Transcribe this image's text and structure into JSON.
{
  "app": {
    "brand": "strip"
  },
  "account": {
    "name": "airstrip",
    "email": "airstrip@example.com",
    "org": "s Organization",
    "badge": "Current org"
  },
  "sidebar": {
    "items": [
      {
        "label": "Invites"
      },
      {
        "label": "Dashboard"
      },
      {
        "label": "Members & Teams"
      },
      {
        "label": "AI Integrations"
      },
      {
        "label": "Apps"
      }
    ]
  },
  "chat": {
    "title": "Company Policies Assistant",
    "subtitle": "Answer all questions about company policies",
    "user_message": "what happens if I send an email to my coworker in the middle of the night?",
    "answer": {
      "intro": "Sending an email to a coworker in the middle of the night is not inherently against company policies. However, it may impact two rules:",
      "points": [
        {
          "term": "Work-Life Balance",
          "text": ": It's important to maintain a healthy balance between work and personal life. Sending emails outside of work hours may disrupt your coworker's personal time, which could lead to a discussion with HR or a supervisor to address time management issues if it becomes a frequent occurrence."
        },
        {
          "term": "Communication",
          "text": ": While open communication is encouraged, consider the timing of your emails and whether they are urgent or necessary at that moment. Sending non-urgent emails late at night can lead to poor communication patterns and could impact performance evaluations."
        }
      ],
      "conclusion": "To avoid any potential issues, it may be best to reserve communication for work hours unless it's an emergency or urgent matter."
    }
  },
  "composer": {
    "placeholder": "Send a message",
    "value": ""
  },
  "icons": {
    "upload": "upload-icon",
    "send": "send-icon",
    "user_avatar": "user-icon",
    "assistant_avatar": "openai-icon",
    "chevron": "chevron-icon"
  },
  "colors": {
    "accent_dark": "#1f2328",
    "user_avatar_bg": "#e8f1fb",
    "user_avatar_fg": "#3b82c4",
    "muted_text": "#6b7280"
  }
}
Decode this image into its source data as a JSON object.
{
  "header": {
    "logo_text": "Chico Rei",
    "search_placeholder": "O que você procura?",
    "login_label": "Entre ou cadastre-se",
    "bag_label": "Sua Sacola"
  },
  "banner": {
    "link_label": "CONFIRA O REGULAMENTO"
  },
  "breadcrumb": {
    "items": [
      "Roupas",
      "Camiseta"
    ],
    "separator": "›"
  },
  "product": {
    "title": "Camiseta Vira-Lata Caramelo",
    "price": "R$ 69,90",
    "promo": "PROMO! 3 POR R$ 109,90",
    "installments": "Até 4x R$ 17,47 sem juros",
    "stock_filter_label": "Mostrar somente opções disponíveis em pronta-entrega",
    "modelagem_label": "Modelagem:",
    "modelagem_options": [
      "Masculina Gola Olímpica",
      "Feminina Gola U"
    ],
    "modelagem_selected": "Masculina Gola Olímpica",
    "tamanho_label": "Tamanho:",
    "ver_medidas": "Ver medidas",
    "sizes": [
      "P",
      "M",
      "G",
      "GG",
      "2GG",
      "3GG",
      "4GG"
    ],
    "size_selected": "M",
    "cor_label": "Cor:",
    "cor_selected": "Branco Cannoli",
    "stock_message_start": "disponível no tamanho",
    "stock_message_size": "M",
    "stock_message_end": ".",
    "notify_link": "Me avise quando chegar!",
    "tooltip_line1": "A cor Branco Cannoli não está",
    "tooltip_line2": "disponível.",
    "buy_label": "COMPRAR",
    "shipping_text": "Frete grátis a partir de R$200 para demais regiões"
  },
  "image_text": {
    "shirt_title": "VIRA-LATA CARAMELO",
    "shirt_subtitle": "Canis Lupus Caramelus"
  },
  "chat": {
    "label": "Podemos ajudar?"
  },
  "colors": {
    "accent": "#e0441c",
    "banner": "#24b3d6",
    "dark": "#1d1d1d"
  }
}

============

* [Task]
The records above are to be copied in full, exactly as written.

* [Completed task]
Transcribe this image's text and structure into JSON.
{
  "app": {
    "brand": "strip"
  },
  "account": {
    "name": "airstrip",
    "email": "airstrip@example.com",
    "org": "s Organization",
    "badge": "Current org"
  },
  "sidebar": {
    "items": [
      {
        "label": "Invites"
      },
      {
        "label": "Dashboard"
      },
      {
        "label": "Members & Teams"
      },
      {
        "label": "AI Integrations"
      },
      {
        "label": "Apps"
      }
    ]
  },
  "chat": {
    "title": "Company Policies Assistant",
    "subtitle": "Answer all questions about company policies",
    "user_message": "what happens if I send an email to my coworker in the middle of the night?",
    "answer": {
      "intro": "Sending an email to a coworker in the middle of the night is not inherently against company policies. However, it may impact two rules:",
      "points": [
        {
          "term": "Work-Life Balance",
          "text": ": It's important to maintain a healthy balance between work and personal life. Sending emails outside of work hours may disrupt your coworker's personal time, which could lead to a discussion with HR or a supervisor to address time management issues if it becomes a frequent occurrence."
        },
        {
          "term": "Communication",
          "text": ": While open communication is encouraged, consider the timing of your emails and whether they are urgent or necessary at that moment. Sending non-urgent emails late at night can lead to poor communication patterns and could impact performance evaluations."
        }
      ],
      "conclusion": "To avoid any potential issues, it may be best to reserve communication for work hours unless it's an emergency or urgent matter."
    }
  },
  "composer": {
    "placeholder": "Send a message",
    "value": ""
  },
  "icons": {
    "upload": "upload-icon",
    "send": "send-icon",
    "user_avatar": "user-icon",
    "assistant_avatar": "openai-icon",
    "chevron": "chevron-icon"
  },
  "colors": {
    "accent_dark": "#1f2328",
    "user_avatar_bg": "#e8f1fb",
    "user_avatar_fg": "#3b82c4",
    "muted_text": "#6b7280"
  }
}
Decode this image into its source data as a JSON object.
{
  "header": {
    "logo_text": "Chico Rei",
    "search_placeholder": "O que você procura?",
    "login_label": "Entre ou cadastre-se",
    "bag_label": "Sua Sacola"
  },
  "banner": {
    "link_label": "CONFIRA O REGULAMENTO"
  },
  "breadcrumb": {
    "items": [
      "Roupas",
      "Camiseta"
    ],
    "separator": "›"
  },
  "product": {
    "title": "Camiseta Vira-Lata Caramelo",
    "price": "R$ 69,90",
    "promo": "PROMO! 3 POR R$ 109,90",
    "installments": "Até 4x R$ 17,47 sem juros",
    "stock_filter_label": "Mostrar somente opções disponíveis em pronta-entrega",
    "modelagem_label": "Modelagem:",
    "modelagem_options": [
      "Masculina Gola Olímpica",
      "Feminina Gola U"
    ],
    "modelagem_selected": "Masculina Gola Olímpica",
    "tamanho_label": "Tamanho:",
    "ver_medidas": "Ver medidas",
    "sizes": [
      "P",
      "M",
      "G",
      "GG",
      "2GG",
      "3GG",
      "4GG"
    ],
    "size_selected": "M",
    "cor_label": "Cor:",
    "cor_selected": "Branco Cannoli",
    "stock_message_start": "disponível no tamanho",
    "stock_message_size": "M",
    "stock_message_end": ".",
    "notify_link": "Me avise quando chegar!",
    "tooltip_line1": "A cor Branco Cannoli não está",
    "tooltip_line2": "disponível.",
    "buy_label": "COMPRAR",
    "shipping_text": "Frete grátis a partir de R$200 para demais regiões"
  },
  "image_text": {
    "shirt_title": "VIRA-LATA CARAMELO",
    "shirt_subtitle": "Canis Lupus Caramelus"
  },
  "chat": {
    "label": "Podemos ajudar?"
  },
  "colors": {
    "accent": "#e0441c",
    "banner": "#24b3d6",
    "dark": "#1d1d1d"
  }
}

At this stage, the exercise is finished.